AIM OF THE EXERCISE
Give every line from the entries that contains "Cool".

(Records from a data collection)
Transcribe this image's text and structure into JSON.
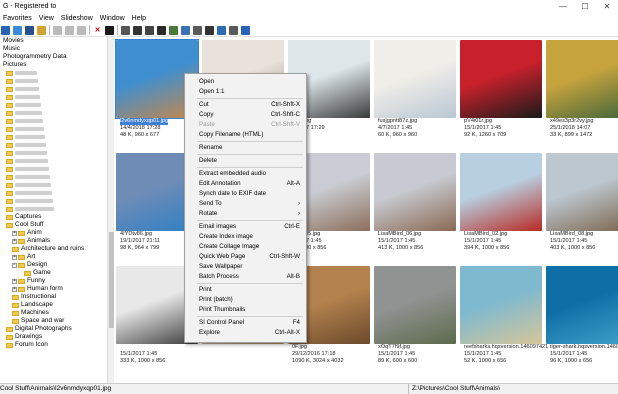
{
  "title": "G - Registered to",
  "window_controls": [
    "—",
    "☐",
    "✕"
  ],
  "menus": [
    "Favorites",
    "View",
    "Slideshow",
    "Window",
    "Help"
  ],
  "tree": {
    "top": [
      "Movies",
      "Music",
      "Photogrammetry Data",
      "Pictures"
    ],
    "mid": [
      "Captures",
      "Cool Stuff",
      "Anim",
      "Animals",
      "Architecture and ruins",
      "Art",
      "Design",
      "Game",
      "Funny",
      "Human form",
      "Instructional",
      "Landscape",
      "Machines",
      "Space and war",
      "Digital Photographs",
      "Drawings",
      "Forum Icon"
    ]
  },
  "thumbs": [
    {
      "name": "l2v6nmdyxqp01.jpg",
      "date": "14/4/2018 17:28",
      "size": "48 K, 960 x 677",
      "colors": [
        "#3f8fd0",
        "#c7874b"
      ],
      "selected": true
    },
    {
      "name": "",
      "date": "",
      "size": "",
      "colors": [
        "#e8e2da",
        "#8a7f70"
      ]
    },
    {
      "name": "zt0z.jpg",
      "date": "1/2017 17:29",
      "size": "",
      "colors": [
        "#dde6e9",
        "#3a3a3a"
      ]
    },
    {
      "name": "fusjgpntt87z.jpg",
      "date": "4/7/2017 1:45",
      "size": "60 K, 960 x 960",
      "colors": [
        "#f0eee8",
        "#b9c7d4"
      ]
    },
    {
      "name": "pV4i01r.jpg",
      "date": "15/1/2017 1:45",
      "size": "92 K, 1260 x 709",
      "colors": [
        "#c9212c",
        "#1a1a1a"
      ]
    },
    {
      "name": "x49es3p3r2vy.jpg",
      "date": "25/1/2018 14:07",
      "size": "33 K, 899 x 1472",
      "colors": [
        "#c7a33e",
        "#44663a"
      ]
    },
    {
      "name": "4IYDtv86.jpg",
      "date": "19/1/2017 21:11",
      "size": "98 K, 964 x 799",
      "colors": [
        "#6f8cb7",
        "#2f7fc4"
      ]
    },
    {
      "name": "",
      "date": "",
      "size": "",
      "colors": [
        "#d7d1cb",
        "#7e6a58"
      ]
    },
    {
      "name": "Bird_05.jpg",
      "date": "1/2017 1:45",
      "size": "K, 1000 x 856",
      "colors": [
        "#c9ccd2",
        "#8c6e5b"
      ]
    },
    {
      "name": "LisaMBird_06.jpg",
      "date": "15/1/2017 1:45",
      "size": "413 K, 1000 x 856",
      "colors": [
        "#c7cbd1",
        "#8a6853"
      ]
    },
    {
      "name": "LisaMBird_02.jpg",
      "date": "15/1/2017 1:45",
      "size": "394 K, 1000 x 856",
      "colors": [
        "#b8cfe0",
        "#b72a24"
      ]
    },
    {
      "name": "LisaMBird_08.jpg",
      "date": "15/1/2017 1:45",
      "size": "403 K, 1000 x 856",
      "colors": [
        "#bcc7cf",
        "#7d6650"
      ]
    },
    {
      "name": "",
      "date": "15/1/2017 1:45",
      "size": "333 K, 1000 x 856",
      "colors": [
        "#e8e8e8",
        "#3c3c3c"
      ]
    },
    {
      "name": "",
      "date": "",
      "size": "",
      "colors": [
        "#d9d9d9",
        "#b08855"
      ]
    },
    {
      "name": "0F.jpg",
      "date": "29/12/2016 17:18",
      "size": "1090 K, 3024 x 4032",
      "colors": [
        "#b4824e",
        "#6b4a2c"
      ]
    },
    {
      "name": "xOqT7f9f.jpg",
      "date": "15/1/2017 1:45",
      "size": "89 K, 600 x 600",
      "colors": [
        "#8f9392",
        "#5d6a4b"
      ]
    },
    {
      "name": "reefsharks.hqsversion.14609742154",
      "date": "15/1/2017 1:45",
      "size": "52 K, 1000 x 656",
      "colors": [
        "#7fb9cf",
        "#d7c69a"
      ]
    },
    {
      "name": "tiger-shark.hqsversion.14609742",
      "date": "15/1/2017 1:45",
      "size": "96 K, 1000 x 656",
      "colors": [
        "#0e6fa6",
        "#3fa0c9"
      ]
    }
  ],
  "context_menu": [
    {
      "label": "Open",
      "sc": ""
    },
    {
      "label": "Open 1:1",
      "sc": ""
    },
    {
      "sep": true
    },
    {
      "label": "Cut",
      "sc": "Ctrl-Shft-X"
    },
    {
      "label": "Copy",
      "sc": "Ctrl-Shft-C"
    },
    {
      "label": "Paste",
      "sc": "Ctrl-Shft-V",
      "disabled": true
    },
    {
      "label": "Copy Filename (HTML)",
      "sc": ""
    },
    {
      "sep": true
    },
    {
      "label": "Rename",
      "sc": ""
    },
    {
      "sep": true
    },
    {
      "label": "Delete",
      "sc": ""
    },
    {
      "sep": true
    },
    {
      "label": "Extract embedded audio",
      "sc": ""
    },
    {
      "label": "Edit Annotation",
      "sc": "Alt-A"
    },
    {
      "label": "Synch date to EXIF date",
      "sc": ""
    },
    {
      "label": "Send To",
      "sc": "›"
    },
    {
      "label": "Rotate",
      "sc": "›"
    },
    {
      "sep": true
    },
    {
      "label": "Email images",
      "sc": "Ctrl-E"
    },
    {
      "label": "Create Index image",
      "sc": ""
    },
    {
      "label": "Create Collage Image",
      "sc": ""
    },
    {
      "label": "Quick Web Page",
      "sc": "Ctrl-Shft-W"
    },
    {
      "label": "Save Wallpaper",
      "sc": ""
    },
    {
      "label": "Batch Process",
      "sc": "Alt-B"
    },
    {
      "sep": true
    },
    {
      "label": "Print",
      "sc": ""
    },
    {
      "label": "Print (batch)",
      "sc": ""
    },
    {
      "label": "Print Thumbnails",
      "sc": ""
    },
    {
      "sep": true
    },
    {
      "label": "SI Control Panel",
      "sc": "F4"
    },
    {
      "label": "Explore",
      "sc": "Ctrl-Alt-X"
    }
  ],
  "status": {
    "path": "Cool Stuff\\Animals\\l2v6nmdyxqp01.jpg",
    "folder": "Z:\\Pictures\\Cool Stuff\\Animals\\"
  }
}
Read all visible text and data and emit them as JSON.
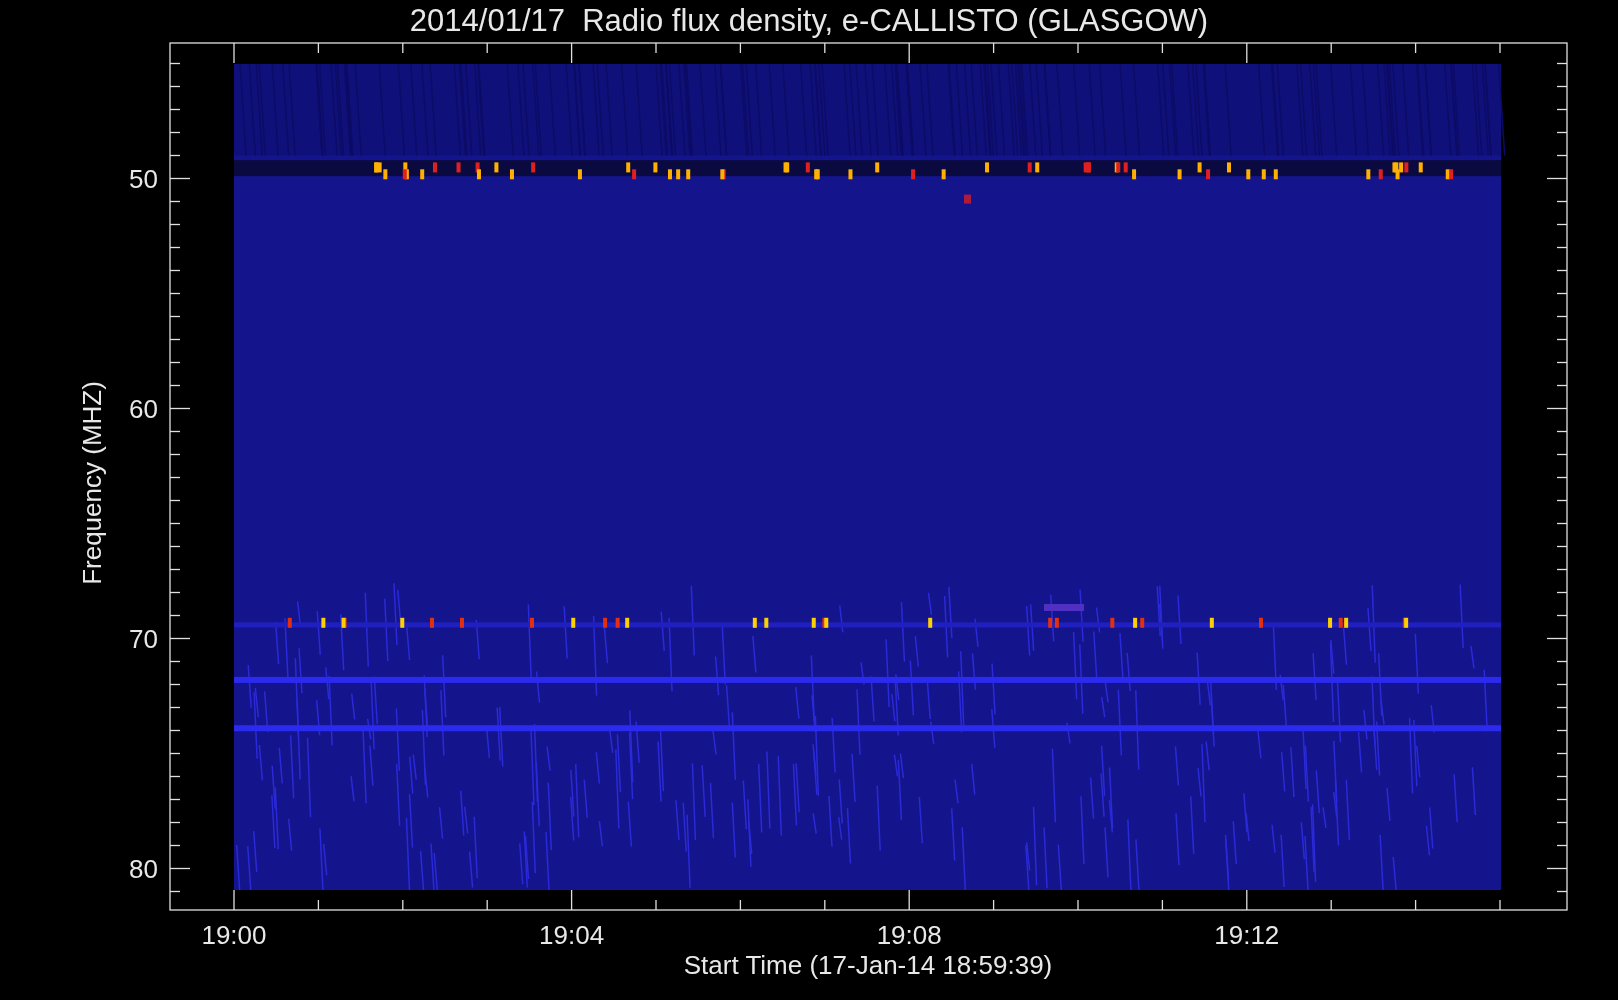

TASK RESULT
      "Cool Stuff",
    "path": "Cool Stuff\\Animals\\l2v6nmdyxqp01.jpg",
    "folder": "Z:\\Pictures\\Cool Stuff\\Animals\\"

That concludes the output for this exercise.